**Do this:** Where a line of the material contains the string "true", copy that line.

**Source data:**
'''

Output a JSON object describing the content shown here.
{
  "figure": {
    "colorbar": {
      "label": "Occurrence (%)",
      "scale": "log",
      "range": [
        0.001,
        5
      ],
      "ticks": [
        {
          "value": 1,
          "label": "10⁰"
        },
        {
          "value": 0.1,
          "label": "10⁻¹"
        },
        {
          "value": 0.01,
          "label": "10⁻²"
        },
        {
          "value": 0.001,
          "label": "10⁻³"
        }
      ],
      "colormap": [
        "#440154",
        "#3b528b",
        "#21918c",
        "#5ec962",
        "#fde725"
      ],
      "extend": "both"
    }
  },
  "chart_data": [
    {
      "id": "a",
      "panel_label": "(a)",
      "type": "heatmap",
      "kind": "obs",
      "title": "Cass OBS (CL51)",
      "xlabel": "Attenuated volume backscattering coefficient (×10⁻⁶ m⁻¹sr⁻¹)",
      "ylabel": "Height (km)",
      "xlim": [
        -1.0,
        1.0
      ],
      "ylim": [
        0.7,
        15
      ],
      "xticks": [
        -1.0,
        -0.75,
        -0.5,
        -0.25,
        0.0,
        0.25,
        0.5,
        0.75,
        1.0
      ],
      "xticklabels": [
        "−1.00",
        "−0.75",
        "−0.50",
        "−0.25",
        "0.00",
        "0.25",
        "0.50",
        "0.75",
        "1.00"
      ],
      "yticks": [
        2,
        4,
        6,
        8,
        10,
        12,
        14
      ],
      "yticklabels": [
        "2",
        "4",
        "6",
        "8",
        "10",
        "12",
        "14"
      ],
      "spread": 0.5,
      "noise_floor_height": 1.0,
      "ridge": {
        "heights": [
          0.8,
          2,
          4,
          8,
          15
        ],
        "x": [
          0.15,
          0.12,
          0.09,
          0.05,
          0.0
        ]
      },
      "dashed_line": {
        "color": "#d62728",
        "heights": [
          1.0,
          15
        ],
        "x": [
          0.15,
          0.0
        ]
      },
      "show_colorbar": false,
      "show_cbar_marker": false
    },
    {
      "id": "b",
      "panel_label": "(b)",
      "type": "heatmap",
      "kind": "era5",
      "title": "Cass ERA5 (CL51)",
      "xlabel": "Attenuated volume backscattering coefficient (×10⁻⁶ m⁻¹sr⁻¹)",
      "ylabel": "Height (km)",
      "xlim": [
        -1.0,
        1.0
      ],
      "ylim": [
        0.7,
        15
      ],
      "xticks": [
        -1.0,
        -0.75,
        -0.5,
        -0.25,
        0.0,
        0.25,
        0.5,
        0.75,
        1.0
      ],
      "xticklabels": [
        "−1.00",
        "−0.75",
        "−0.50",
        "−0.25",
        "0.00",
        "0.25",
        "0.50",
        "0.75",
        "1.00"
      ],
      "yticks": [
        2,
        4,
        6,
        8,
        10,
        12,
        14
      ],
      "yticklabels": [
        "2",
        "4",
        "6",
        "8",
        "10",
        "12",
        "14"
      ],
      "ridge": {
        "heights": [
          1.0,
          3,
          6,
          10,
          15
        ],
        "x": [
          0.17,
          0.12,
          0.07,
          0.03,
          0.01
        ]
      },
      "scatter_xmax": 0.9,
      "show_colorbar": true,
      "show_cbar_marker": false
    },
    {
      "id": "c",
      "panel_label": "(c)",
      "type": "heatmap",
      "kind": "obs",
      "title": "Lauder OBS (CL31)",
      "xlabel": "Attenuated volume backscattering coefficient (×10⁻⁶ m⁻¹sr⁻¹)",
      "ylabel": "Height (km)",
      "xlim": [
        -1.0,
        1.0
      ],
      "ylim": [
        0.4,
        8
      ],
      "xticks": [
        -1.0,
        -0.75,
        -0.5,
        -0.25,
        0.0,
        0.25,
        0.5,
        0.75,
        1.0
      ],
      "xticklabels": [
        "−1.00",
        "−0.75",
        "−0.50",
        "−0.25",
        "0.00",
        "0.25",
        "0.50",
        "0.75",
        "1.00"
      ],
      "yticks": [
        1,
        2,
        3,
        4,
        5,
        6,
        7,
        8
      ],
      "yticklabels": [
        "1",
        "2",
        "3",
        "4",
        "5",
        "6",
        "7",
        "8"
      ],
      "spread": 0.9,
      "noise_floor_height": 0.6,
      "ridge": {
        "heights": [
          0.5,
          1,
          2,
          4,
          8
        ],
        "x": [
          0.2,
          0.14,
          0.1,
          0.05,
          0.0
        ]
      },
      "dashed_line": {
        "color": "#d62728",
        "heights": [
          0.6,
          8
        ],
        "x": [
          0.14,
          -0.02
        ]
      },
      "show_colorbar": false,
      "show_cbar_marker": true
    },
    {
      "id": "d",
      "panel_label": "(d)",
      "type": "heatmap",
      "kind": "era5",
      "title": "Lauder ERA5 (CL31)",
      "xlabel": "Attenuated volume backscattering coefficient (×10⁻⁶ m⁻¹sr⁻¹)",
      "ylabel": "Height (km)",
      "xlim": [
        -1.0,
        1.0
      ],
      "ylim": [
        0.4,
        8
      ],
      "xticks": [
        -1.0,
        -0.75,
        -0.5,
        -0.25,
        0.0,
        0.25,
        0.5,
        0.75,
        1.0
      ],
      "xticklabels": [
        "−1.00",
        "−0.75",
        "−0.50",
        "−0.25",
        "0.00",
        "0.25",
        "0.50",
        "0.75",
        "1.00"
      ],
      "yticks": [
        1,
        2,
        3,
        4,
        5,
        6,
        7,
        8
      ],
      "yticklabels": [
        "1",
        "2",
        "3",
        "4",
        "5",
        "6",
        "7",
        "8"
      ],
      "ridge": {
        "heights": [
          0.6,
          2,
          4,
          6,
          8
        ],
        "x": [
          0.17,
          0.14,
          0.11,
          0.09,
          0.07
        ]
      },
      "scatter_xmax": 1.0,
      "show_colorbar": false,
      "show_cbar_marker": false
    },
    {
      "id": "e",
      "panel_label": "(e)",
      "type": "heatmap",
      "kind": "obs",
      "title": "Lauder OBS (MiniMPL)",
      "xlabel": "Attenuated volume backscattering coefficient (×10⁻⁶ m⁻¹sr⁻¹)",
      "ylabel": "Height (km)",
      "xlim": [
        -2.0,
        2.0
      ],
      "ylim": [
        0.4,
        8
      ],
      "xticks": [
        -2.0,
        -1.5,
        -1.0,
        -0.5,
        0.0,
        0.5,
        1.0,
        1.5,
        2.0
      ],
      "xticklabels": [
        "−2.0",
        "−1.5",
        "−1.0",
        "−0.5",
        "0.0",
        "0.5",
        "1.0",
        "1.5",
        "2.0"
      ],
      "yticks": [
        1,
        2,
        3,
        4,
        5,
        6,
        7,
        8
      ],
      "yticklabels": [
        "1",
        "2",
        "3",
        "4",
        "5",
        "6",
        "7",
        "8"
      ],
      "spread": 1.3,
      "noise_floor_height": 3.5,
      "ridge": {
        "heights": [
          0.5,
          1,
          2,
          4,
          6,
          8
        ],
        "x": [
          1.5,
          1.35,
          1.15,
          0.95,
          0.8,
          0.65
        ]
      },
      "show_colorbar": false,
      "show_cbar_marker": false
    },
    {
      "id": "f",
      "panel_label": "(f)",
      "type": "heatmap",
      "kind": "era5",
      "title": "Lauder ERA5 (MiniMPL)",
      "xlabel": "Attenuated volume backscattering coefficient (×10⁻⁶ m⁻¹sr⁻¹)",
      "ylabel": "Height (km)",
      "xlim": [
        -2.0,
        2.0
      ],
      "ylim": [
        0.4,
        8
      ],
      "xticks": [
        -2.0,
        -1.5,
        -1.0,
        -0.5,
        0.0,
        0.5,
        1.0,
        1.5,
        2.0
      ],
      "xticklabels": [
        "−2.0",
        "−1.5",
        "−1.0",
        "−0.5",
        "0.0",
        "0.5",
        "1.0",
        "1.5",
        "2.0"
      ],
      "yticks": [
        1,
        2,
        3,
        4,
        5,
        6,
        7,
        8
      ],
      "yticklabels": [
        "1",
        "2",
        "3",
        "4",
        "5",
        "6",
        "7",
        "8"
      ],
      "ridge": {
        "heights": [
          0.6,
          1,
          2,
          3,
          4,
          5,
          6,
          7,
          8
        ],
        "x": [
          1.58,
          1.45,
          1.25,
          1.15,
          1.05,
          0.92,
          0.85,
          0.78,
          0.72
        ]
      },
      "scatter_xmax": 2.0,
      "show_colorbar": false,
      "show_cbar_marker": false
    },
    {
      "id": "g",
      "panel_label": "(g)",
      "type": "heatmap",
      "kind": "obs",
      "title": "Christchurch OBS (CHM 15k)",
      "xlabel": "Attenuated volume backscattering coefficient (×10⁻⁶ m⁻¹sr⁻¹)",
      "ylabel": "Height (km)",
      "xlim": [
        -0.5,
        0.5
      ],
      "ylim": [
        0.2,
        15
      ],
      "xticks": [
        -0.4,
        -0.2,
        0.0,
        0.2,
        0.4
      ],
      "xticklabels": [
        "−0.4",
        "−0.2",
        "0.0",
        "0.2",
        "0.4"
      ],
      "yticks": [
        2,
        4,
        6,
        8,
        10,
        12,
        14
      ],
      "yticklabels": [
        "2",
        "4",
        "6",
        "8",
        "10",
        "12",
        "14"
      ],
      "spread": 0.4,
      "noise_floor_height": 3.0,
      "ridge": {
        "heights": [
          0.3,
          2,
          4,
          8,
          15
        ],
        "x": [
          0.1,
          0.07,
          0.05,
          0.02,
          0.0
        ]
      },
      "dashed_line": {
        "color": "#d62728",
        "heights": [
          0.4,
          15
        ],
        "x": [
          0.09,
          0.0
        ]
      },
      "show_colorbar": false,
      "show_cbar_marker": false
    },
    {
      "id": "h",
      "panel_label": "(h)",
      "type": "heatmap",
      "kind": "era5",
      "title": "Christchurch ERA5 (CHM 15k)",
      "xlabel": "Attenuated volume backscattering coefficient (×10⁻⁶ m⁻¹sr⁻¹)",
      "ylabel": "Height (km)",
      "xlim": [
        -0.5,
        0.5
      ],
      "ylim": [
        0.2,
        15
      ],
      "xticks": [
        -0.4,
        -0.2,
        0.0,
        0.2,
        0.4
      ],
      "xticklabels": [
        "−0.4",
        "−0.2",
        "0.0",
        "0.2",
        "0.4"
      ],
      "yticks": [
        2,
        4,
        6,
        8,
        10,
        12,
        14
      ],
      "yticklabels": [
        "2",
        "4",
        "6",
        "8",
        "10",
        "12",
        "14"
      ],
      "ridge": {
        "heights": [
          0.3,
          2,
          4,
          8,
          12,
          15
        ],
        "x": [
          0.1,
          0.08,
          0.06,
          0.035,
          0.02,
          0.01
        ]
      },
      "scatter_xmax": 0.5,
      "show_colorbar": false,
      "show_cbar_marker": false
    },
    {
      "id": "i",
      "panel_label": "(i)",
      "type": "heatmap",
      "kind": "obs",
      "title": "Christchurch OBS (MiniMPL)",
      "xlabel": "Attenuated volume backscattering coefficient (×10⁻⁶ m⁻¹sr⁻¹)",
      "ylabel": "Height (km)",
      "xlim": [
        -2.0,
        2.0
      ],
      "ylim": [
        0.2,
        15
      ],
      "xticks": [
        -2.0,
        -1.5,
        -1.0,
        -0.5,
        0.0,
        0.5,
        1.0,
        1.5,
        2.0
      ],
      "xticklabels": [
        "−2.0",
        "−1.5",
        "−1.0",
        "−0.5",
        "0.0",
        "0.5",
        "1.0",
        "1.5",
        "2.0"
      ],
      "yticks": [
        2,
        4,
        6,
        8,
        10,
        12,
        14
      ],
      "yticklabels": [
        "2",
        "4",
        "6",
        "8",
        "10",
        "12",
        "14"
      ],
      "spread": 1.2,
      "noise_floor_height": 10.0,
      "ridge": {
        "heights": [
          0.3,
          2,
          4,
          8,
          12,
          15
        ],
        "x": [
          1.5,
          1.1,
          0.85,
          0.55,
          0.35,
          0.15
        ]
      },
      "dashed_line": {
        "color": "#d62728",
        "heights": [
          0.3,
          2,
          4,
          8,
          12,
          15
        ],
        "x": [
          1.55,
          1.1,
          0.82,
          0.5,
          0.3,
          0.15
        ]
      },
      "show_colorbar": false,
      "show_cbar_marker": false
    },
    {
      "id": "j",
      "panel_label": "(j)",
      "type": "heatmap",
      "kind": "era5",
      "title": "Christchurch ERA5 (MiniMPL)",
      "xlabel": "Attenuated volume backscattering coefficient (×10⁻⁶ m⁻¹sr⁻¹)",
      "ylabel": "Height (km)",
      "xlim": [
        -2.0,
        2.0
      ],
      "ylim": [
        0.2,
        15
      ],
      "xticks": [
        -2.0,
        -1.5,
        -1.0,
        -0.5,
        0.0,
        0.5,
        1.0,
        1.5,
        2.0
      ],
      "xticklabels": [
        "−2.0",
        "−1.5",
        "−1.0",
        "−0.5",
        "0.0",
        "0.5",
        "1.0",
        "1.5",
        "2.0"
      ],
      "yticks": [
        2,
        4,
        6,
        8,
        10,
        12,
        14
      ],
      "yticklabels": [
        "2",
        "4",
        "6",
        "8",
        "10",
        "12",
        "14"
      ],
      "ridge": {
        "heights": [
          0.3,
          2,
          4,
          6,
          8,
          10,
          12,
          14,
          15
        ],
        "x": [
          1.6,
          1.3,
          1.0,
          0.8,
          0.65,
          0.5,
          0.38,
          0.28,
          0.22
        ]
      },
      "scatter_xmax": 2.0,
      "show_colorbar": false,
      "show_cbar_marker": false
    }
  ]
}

'''

**Exercise result:**
      "show_colorbar": true,
      "show_cbar_marker": true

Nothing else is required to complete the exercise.